## Begin Supplied information
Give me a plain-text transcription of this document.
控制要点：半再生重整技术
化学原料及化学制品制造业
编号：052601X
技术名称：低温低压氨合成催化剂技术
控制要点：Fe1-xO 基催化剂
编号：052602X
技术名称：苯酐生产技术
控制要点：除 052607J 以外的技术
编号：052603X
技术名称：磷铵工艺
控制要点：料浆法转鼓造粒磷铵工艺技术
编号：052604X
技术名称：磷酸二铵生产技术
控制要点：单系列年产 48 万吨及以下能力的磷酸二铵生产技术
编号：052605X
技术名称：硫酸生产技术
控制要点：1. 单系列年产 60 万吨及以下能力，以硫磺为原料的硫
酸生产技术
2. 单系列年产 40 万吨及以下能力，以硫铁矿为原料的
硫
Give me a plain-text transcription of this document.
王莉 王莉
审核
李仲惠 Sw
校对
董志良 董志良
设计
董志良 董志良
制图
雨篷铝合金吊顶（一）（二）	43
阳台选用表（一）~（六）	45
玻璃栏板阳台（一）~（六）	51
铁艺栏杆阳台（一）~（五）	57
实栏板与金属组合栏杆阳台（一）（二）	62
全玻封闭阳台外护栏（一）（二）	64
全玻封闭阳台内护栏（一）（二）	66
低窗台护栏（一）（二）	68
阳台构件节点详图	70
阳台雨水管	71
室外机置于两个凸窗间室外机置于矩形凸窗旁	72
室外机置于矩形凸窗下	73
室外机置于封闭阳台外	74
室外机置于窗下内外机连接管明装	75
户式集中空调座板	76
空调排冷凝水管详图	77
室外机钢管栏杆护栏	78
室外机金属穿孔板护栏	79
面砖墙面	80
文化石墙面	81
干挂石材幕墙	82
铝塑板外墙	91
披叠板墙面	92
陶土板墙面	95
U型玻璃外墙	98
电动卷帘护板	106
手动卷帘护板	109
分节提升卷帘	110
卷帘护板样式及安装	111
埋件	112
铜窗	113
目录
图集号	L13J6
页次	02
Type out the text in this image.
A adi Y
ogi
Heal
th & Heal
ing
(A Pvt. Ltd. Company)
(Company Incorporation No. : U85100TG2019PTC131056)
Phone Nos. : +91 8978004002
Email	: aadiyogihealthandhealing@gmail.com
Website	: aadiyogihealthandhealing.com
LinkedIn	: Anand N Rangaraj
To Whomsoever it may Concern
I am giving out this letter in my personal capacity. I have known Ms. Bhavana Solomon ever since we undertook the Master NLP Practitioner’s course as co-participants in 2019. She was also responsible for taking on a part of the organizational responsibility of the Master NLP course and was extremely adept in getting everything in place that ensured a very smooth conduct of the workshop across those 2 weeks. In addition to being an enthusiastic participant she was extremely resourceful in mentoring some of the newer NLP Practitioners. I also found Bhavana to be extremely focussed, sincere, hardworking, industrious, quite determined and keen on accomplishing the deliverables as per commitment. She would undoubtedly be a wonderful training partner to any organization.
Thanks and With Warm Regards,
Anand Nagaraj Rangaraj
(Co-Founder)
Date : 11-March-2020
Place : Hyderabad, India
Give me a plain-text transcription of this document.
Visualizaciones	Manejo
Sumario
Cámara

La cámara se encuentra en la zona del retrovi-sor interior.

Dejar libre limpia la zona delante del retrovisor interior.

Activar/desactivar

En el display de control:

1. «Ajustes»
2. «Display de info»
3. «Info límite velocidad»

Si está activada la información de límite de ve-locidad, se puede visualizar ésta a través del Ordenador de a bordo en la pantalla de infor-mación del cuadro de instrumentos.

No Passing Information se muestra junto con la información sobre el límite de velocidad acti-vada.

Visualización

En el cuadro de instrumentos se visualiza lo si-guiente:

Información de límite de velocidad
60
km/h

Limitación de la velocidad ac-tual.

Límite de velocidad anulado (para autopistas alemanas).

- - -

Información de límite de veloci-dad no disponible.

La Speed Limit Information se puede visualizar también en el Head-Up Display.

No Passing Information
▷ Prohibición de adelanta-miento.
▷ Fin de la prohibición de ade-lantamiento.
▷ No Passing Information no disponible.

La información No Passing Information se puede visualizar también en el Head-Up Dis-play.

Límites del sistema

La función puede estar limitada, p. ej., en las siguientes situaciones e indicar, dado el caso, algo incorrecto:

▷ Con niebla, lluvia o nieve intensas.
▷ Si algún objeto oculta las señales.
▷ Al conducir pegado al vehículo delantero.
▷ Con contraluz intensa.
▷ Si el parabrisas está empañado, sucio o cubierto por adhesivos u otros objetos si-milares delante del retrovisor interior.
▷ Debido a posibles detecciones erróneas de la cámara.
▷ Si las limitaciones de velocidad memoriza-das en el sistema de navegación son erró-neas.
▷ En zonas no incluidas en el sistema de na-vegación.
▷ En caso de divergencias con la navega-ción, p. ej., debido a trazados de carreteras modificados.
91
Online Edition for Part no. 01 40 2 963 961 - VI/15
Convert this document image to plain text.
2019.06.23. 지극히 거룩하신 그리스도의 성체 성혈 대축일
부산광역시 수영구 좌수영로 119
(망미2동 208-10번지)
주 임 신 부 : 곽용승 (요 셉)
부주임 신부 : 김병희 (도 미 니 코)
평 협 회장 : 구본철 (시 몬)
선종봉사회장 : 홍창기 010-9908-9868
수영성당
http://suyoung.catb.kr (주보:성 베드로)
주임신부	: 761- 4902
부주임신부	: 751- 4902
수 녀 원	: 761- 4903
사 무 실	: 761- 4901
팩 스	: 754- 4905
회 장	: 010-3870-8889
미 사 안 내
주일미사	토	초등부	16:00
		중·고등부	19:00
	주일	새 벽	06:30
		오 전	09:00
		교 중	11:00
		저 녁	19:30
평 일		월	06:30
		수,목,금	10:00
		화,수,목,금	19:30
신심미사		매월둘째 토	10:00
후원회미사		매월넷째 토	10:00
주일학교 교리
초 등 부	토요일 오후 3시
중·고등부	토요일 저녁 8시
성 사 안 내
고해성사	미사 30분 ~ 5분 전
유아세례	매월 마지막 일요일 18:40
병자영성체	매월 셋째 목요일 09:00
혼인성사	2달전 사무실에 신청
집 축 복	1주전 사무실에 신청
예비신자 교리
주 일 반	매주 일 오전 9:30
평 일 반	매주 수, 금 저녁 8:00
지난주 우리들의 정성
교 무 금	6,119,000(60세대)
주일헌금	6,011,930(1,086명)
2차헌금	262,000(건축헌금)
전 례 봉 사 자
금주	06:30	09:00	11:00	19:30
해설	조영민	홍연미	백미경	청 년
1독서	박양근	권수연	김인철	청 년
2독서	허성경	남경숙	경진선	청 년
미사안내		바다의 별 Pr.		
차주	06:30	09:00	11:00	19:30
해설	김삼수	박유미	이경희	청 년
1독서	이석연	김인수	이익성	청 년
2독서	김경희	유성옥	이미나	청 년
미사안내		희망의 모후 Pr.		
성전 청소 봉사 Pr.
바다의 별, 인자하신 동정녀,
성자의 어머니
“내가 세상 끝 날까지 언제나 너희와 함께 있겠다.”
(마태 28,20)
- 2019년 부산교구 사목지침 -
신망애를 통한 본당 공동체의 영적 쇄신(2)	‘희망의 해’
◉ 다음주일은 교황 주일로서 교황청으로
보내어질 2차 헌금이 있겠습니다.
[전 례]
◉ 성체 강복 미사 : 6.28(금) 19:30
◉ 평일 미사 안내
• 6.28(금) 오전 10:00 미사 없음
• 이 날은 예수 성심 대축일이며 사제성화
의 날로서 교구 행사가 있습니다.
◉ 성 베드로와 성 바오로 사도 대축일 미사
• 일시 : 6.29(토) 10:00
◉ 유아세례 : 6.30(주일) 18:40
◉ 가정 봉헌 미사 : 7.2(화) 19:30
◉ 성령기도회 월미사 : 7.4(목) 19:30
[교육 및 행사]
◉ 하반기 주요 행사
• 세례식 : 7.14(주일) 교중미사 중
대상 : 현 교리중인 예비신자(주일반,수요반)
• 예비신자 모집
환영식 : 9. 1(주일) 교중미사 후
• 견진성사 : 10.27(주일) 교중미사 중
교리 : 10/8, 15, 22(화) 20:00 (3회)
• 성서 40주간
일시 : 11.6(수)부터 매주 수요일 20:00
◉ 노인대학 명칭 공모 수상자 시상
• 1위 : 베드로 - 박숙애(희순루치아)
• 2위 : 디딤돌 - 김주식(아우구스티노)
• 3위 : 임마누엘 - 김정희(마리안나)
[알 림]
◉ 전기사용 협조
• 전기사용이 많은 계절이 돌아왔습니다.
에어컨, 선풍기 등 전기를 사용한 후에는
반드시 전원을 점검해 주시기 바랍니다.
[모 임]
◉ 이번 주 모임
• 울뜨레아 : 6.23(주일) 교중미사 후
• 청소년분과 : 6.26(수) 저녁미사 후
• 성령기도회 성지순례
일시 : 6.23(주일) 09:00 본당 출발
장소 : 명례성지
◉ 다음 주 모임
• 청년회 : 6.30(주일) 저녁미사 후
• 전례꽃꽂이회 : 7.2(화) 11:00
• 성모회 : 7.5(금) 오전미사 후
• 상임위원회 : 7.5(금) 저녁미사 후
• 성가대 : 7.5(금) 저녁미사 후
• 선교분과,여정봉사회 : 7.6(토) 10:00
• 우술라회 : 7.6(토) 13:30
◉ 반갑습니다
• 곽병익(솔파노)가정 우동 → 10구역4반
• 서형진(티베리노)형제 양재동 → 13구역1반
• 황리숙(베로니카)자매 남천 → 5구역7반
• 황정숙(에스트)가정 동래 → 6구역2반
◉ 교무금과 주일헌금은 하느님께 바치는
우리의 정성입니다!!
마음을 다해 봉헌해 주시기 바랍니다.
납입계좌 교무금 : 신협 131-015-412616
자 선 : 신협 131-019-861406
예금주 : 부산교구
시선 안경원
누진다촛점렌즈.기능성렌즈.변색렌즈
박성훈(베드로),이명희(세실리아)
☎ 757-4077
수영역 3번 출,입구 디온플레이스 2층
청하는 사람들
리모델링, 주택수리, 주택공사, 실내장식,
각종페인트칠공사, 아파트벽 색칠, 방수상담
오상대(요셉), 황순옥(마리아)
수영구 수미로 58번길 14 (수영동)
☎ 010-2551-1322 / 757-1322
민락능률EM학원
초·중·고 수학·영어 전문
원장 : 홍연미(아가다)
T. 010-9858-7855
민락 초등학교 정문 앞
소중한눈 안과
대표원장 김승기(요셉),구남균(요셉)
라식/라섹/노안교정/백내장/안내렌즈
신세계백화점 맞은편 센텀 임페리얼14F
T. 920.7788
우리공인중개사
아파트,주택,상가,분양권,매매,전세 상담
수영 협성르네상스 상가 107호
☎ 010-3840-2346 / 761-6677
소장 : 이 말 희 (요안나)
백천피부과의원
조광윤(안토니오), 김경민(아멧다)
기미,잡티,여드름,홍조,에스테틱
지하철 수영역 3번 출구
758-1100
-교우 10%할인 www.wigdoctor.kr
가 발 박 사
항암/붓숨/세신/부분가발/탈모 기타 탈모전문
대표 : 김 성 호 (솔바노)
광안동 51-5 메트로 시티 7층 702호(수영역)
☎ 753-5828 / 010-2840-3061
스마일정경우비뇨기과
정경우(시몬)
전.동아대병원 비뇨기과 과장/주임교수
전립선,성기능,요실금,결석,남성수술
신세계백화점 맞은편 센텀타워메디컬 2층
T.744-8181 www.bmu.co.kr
## End Supplied information
Looking at the entries above, how many lines contain the word "disponible"? Answer with the number alone.

2